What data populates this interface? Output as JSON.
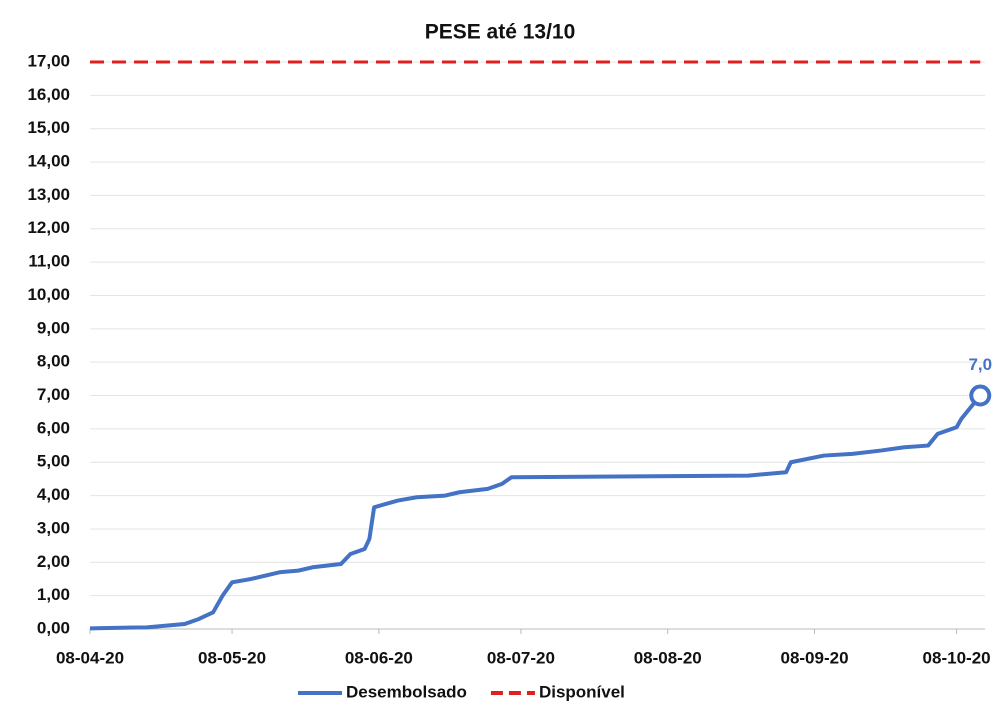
{
  "chart_data": {
    "type": "line",
    "title": "PESE até 13/10",
    "x": [
      "2020-04-08",
      "2020-04-20",
      "2020-04-28",
      "2020-05-01",
      "2020-05-04",
      "2020-05-06",
      "2020-05-08",
      "2020-05-12",
      "2020-05-18",
      "2020-05-22",
      "2020-05-25",
      "2020-05-31",
      "2020-06-02",
      "2020-06-05",
      "2020-06-06",
      "2020-06-07",
      "2020-06-12",
      "2020-06-16",
      "2020-06-22",
      "2020-06-25",
      "2020-07-01",
      "2020-07-04",
      "2020-07-06",
      "2020-08-25",
      "2020-09-02",
      "2020-09-03",
      "2020-09-10",
      "2020-09-16",
      "2020-09-22",
      "2020-09-27",
      "2020-10-02",
      "2020-10-04",
      "2020-10-08",
      "2020-10-09",
      "2020-10-13"
    ],
    "series": [
      {
        "name": "Desembolsado",
        "color": "#4472c4",
        "dashed": false,
        "values": [
          0.02,
          0.05,
          0.15,
          0.3,
          0.5,
          1.0,
          1.4,
          1.5,
          1.7,
          1.75,
          1.85,
          1.95,
          2.25,
          2.4,
          2.7,
          3.65,
          3.85,
          3.95,
          4.0,
          4.1,
          4.2,
          4.35,
          4.55,
          4.6,
          4.7,
          5.0,
          5.2,
          5.25,
          5.35,
          5.45,
          5.5,
          5.85,
          6.05,
          6.3,
          7.0
        ],
        "value_labels": [
          null,
          null,
          null,
          null,
          null,
          null,
          null,
          null,
          null,
          null,
          null,
          null,
          null,
          null,
          null,
          null,
          null,
          null,
          null,
          null,
          null,
          null,
          null,
          null,
          null,
          null,
          null,
          null,
          null,
          null,
          null,
          null,
          null,
          null,
          "7,0"
        ]
      },
      {
        "name": "Disponível",
        "color": "#e02020",
        "dashed": true,
        "values": [
          17,
          17,
          17,
          17,
          17,
          17,
          17,
          17,
          17,
          17,
          17,
          17,
          17,
          17,
          17,
          17,
          17,
          17,
          17,
          17,
          17,
          17,
          17,
          17,
          17,
          17,
          17,
          17,
          17,
          17,
          17,
          17,
          17,
          17,
          17
        ]
      }
    ],
    "xlim": [
      "2020-04-08",
      "2020-10-14"
    ],
    "xticks": [
      {
        "value": "2020-04-08",
        "label": "08-04-20"
      },
      {
        "value": "2020-05-08",
        "label": "08-05-20"
      },
      {
        "value": "2020-06-08",
        "label": "08-06-20"
      },
      {
        "value": "2020-07-08",
        "label": "08-07-20"
      },
      {
        "value": "2020-08-08",
        "label": "08-08-20"
      },
      {
        "value": "2020-09-08",
        "label": "08-09-20"
      },
      {
        "value": "2020-10-08",
        "label": "08-10-20"
      }
    ],
    "ylim": [
      0,
      17
    ],
    "yticks": [
      {
        "value": 0,
        "label": "0,00"
      },
      {
        "value": 1,
        "label": "1,00"
      },
      {
        "value": 2,
        "label": "2,00"
      },
      {
        "value": 3,
        "label": "3,00"
      },
      {
        "value": 4,
        "label": "4,00"
      },
      {
        "value": 5,
        "label": "5,00"
      },
      {
        "value": 6,
        "label": "6,00"
      },
      {
        "value": 7,
        "label": "7,00"
      },
      {
        "value": 8,
        "label": "8,00"
      },
      {
        "value": 9,
        "label": "9,00"
      },
      {
        "value": 10,
        "label": "10,00"
      },
      {
        "value": 11,
        "label": "11,00"
      },
      {
        "value": 12,
        "label": "12,00"
      },
      {
        "value": 13,
        "label": "13,00"
      },
      {
        "value": 14,
        "label": "14,00"
      },
      {
        "value": 15,
        "label": "15,00"
      },
      {
        "value": 16,
        "label": "16,00"
      },
      {
        "value": 17,
        "label": "17,00"
      }
    ],
    "grid": true,
    "legend": "bottom"
  }
}
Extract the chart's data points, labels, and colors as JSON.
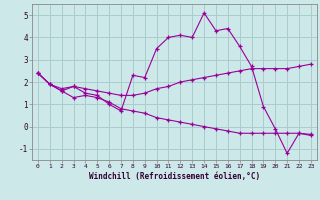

◆ ◆ ◆ ◆

▶ _PROBLEM DETAILS_: From the data above, write out everything exactly except the pictures.

▶ _IN RESPONSE_:
What data populates this interface? Output as JSON.
{
  "chart_data": {
    "type": "line",
    "title": "PESE até 13/10",
    "x": [
      "2020-04-08",
      "2020-04-20",
      "2020-04-28",
      "2020-05-01",
      "2020-05-04",
      "2020-05-06",
      "2020-05-08",
      "2020-05-12",
      "2020-05-18",
      "2020-05-22",
      "2020-05-25",
      "2020-05-31",
      "2020-06-02",
      "2020-06-05",
      "2020-06-06",
      "2020-06-07",
      "2020-06-12",
      "2020-06-16",
      "2020-06-22",
      "2020-06-25",
      "2020-07-01",
      "2020-07-04",
      "2020-07-06",
      "2020-08-25",
      "2020-09-02",
      "2020-09-03",
      "2020-09-10",
      "2020-09-16",
      "2020-09-22",
      "2020-09-27",
      "2020-10-02",
      "2020-10-04",
      "2020-10-08",
      "2020-10-09",
      "2020-10-13"
    ],
    "series": [
      {
        "name": "Desembolsado",
        "color": "#4472c4",
        "dashed": false,
        "values": [
          0.02,
          0.05,
          0.15,
          0.3,
          0.5,
          1.0,
          1.4,
          1.5,
          1.7,
          1.75,
          1.85,
          1.95,
          2.25,
          2.4,
          2.7,
          3.65,
          3.85,
          3.95,
          4.0,
          4.1,
          4.2,
          4.35,
          4.55,
          4.6,
          4.7,
          5.0,
          5.2,
          5.25,
          5.35,
          5.45,
          5.5,
          5.85,
          6.05,
          6.3,
          7.0
        ],
        "value_labels": [
          null,
          null,
          null,
          null,
          null,
          null,
          null,
          null,
          null,
          null,
          null,
          null,
          null,
          null,
          null,
          null,
          null,
          null,
          null,
          null,
          null,
          null,
          null,
          null,
          null,
          null,
          null,
          null,
          null,
          null,
          null,
          null,
          null,
          null,
          "7,0"
        ]
      },
      {
        "name": "Disponível",
        "color": "#e02020",
        "dashed": true,
        "values": [
          17,
          17,
          17,
          17,
          17,
          17,
          17,
          17,
          17,
          17,
          17,
          17,
          17,
          17,
          17,
          17,
          17,
          17,
          17,
          17,
          17,
          17,
          17,
          17,
          17,
          17,
          17,
          17,
          17,
          17,
          17,
          17,
          17,
          17,
          17
        ]
      }
    ],
    "xlim": [
      "2020-04-08",
      "2020-10-14"
    ],
    "xticks": [
      {
        "value": "2020-04-08",
        "label": "08-04-20"
      },
      {
        "value": "2020-05-08",
        "label": "08-05-20"
      },
      {
        "value": "2020-06-08",
        "label": "08-06-20"
      },
      {
        "value": "2020-07-08",
        "label": "08-07-20"
      },
      {
        "value": "2020-08-08",
        "label": "08-08-20"
      },
      {
        "value": "2020-09-08",
        "label": "08-09-20"
      },
      {
        "value": "2020-10-08",
        "label": "08-10-20"
      }
    ],
    "ylim": [
      0,
      17
    ],
    "yticks": [
      {
        "value": 0,
        "label": "0,00"
      },
      {
        "value": 1,
        "label": "1,00"
      },
      {
        "value": 2,
        "label": "2,00"
      },
      {
        "value": 3,
        "label": "3,00"
      },
      {
        "value": 4,
        "label": "4,00"
      },
      {
        "value": 5,
        "label": "5,00"
      },
      {
        "value": 6,
        "label": "6,00"
      },
      {
        "value": 7,
        "label": "7,00"
      },
      {
        "value": 8,
        "label": "8,00"
      },
      {
        "value": 9,
        "label": "9,00"
      },
      {
        "value": 10,
        "label": "10,00"
      },
      {
        "value": 11,
        "label": "11,00"
      },
      {
        "value": 12,
        "label": "12,00"
      },
      {
        "value": 13,
        "label": "13,00"
      },
      {
        "value": 14,
        "label": "14,00"
      },
      {
        "value": 15,
        "label": "15,00"
      },
      {
        "value": 16,
        "label": "16,00"
      },
      {
        "value": 17,
        "label": "17,00"
      }
    ],
    "grid": true,
    "legend": "bottom"
  }
}
Extract the chart's data points, labels, and colors as JSON.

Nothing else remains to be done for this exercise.